### EXERCISE TASK
Count how many lines of the material hold "Test". Respond with that number alone.

━━━ SOURCE RECORDS

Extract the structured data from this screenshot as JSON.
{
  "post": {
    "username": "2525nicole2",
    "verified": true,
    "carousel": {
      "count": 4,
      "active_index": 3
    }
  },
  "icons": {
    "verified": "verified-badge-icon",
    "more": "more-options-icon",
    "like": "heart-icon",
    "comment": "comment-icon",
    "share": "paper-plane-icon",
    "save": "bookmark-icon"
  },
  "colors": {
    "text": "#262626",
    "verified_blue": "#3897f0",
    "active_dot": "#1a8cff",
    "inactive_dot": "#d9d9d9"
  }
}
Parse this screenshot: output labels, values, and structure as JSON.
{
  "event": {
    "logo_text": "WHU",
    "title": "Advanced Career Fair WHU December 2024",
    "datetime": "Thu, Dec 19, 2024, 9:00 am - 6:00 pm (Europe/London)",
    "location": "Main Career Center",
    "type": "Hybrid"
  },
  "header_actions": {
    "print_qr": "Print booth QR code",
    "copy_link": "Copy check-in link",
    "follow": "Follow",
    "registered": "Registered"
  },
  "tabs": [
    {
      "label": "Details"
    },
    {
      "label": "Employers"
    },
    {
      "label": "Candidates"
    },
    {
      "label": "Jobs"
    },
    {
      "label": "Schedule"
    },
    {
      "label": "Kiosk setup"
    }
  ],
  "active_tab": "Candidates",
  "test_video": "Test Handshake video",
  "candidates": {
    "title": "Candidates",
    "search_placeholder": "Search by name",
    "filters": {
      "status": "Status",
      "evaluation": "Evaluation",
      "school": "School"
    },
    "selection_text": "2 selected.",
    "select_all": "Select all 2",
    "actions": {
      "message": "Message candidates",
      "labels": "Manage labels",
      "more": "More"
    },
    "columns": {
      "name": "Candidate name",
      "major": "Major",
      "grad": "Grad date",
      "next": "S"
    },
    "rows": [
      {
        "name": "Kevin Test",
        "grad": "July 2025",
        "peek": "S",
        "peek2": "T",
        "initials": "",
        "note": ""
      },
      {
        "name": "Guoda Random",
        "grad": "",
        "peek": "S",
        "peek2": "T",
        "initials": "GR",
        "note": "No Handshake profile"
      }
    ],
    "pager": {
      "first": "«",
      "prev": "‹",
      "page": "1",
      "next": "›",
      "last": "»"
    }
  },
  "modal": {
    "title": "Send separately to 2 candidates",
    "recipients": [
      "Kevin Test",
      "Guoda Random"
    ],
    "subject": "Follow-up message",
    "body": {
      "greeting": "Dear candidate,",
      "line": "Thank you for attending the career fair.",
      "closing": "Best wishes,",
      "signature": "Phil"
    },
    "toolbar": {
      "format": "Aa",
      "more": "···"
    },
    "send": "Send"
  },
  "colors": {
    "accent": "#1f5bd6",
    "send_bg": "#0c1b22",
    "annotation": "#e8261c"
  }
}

━━━━━━

### RESPONSE BELOW
3